SET TASK: Pick up the passage below on Weyl fermions in solids, which comes before the listing, and continue it from its final sentence.

--- QUOTED PASSAGE ---

Figure 1: Two possible Fermi surfaces (blue lines) for momentum states on the outer face of a material. (The Fermi surface in two dimensions is a line.) The closed Fermi circle at left represents the usual situation, while the open Fermi arc at right only appears in the context of a Weyl semimetal. The two can be distinguished by counting the number of crossings with an arbitrary closed loop (red). An odd number of crossings can only occur from the Fermi arc. This method was utilized for example in Ref. [3] to identify a Weyl semimetal.

In 1929, the mathematician Hermann Weyl proposed a simplified version of the Dirac equation for relativistic particles, whose solution predicted massless fermions with a definite handedness (or chirality) [1]. Weyl’s equation was intended as a model of elementary particles, but in nearly 80 years, no candidate Weyl fermions have ever been observed in high-energy experiments. Now, analogs of the particles have been discovered in the completely different setting of solids, as reported by three independent research groups. Two teams, one led by Zahid Hasan of Princeton University, New Jersey [2], and the other by Hong Ding of the Chinese Academy of Sciences in Beijing [3], have shown that electron excitations in the semimetal tantalum arsenide (TaAs) behave like Weyl fermions. In a concurrent paper, Marin Soljačić of the Massachusetts Institute of Technology, Cambridge, and his colleagues have observed Weyl-like states in a photonic crystal [4]. Weyl particles are associated with a number of unexpected phenomena, and the authors’ findings may lead to applications in optics or electronics.

When Weyl’s equation reappeared in 1937, it was in a rather different context. While studying the properties of the electronic energy bands of solids, physicist Conyers Herring [5] posed the question: Under what conditions will bands have the same energy? Such degeneracies arise in solids with a high crystal symmetry. But they could, he argued, also occur by accident, with two bands touching at points (or nodes). Near these points, the bands—and the low-energy excitations, or quasiparticles, that can fill them—can be described by an equation that, in the simplest scenario, is essentially identical to the Weyl equation. As a result, these touching points are referred to as Weyl points and the quasiparticles near them are reminiscent of Weyl fermions.

Solid-state theorists have, for several decades, steadily explored the relevance of Weyl points to solids. A prescient paper [6] from the early 1980s suggested that exotic effects, like the chiral anomaly—in which the combination of an applied electric field and a magnetic field generates an excess of particles with a particular chirality—were associated with Weyl fermions and could be observable in solids. A further correspondence has been established more recently with the increased understanding of materials with band structures that are “topologically” protected. In these solids, the electrons’ quantum-mechanical wave functions acquire a phase, as though they were moving in a fictional magnetic field that is defined in momentum space. In contrast to a physical magnetic field, this fictional field (known as a Berry curvature) admits excitations that behave like magnetic monopoles. These excitations are topological defects in the Berry curvature and turn out to be the same thing as the Weyl nodes. Thus, two intriguing objects, chiral fermions and magnetic monopoles, are found to be related depending on whether one describes the system in real space or in momentum space.

--- DATA ---

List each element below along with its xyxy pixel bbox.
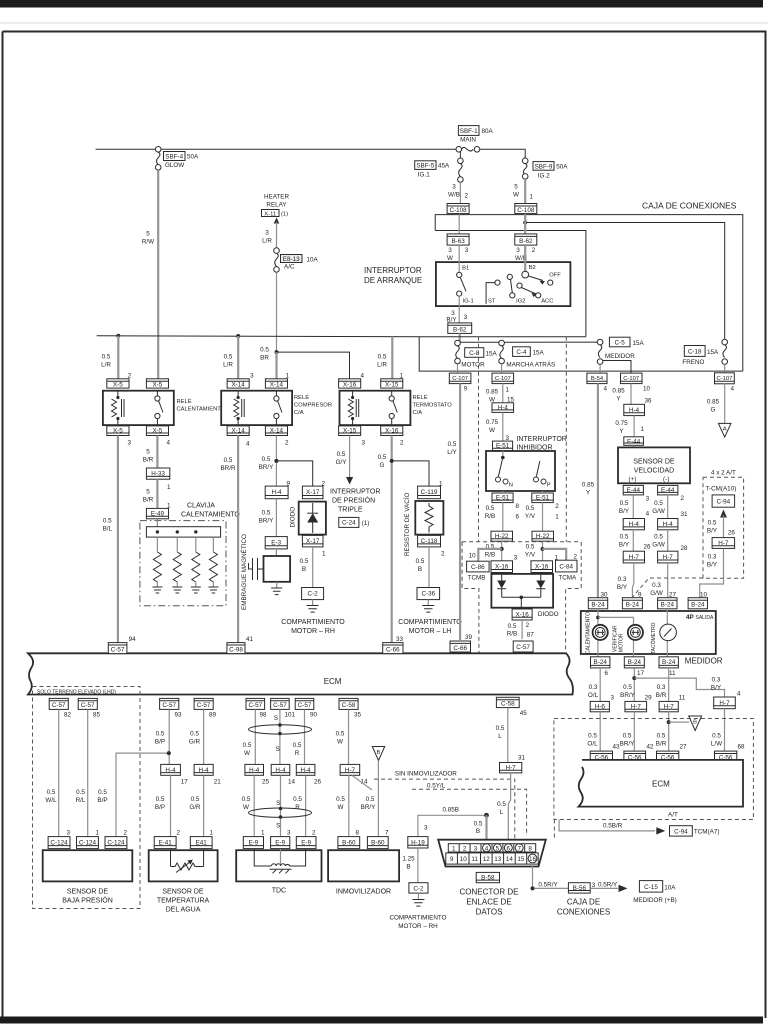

---

TASK ANSWER:
The fact that Weyl nodes are related to magnetic monopoles suggests they will be found in materials that have a topological side to them. In materials known as topological insulators [7] the simplest manifestation of band topology is exotic surface states. The same is true for crystals known as Weyl semimetals, which are associated with very unusual surface states [8]. The surface of a conventional solid has a Fermi surface that forms a closed loop in momentum space; in a Weyl semimetal, these loops become “arcs.” The Fermi arcs terminate at the location of the bulk Weyl points.

Progress in identifying real materials with such surface states has, however, lagged behind theory. One constraint is the energy of the Weyl nodes, which should, ideally, be at or near the Fermi energy. Another is that topological properties associated with a Weyl semimetal only exist in materials that lack either time-reversal symmetry or inversion symmetry. A few years ago, theorists argued that Weyl semimetals should occur in proximity to topological insulators in which inversion symmetry was broken [9]. Building on these ideas, researchers, including the Princeton group, used ab initio calculations to predict candidate materials [10, 11], one of which is TaAs, the material studied by both the Princeton and Chinese Academy of Sciences groups.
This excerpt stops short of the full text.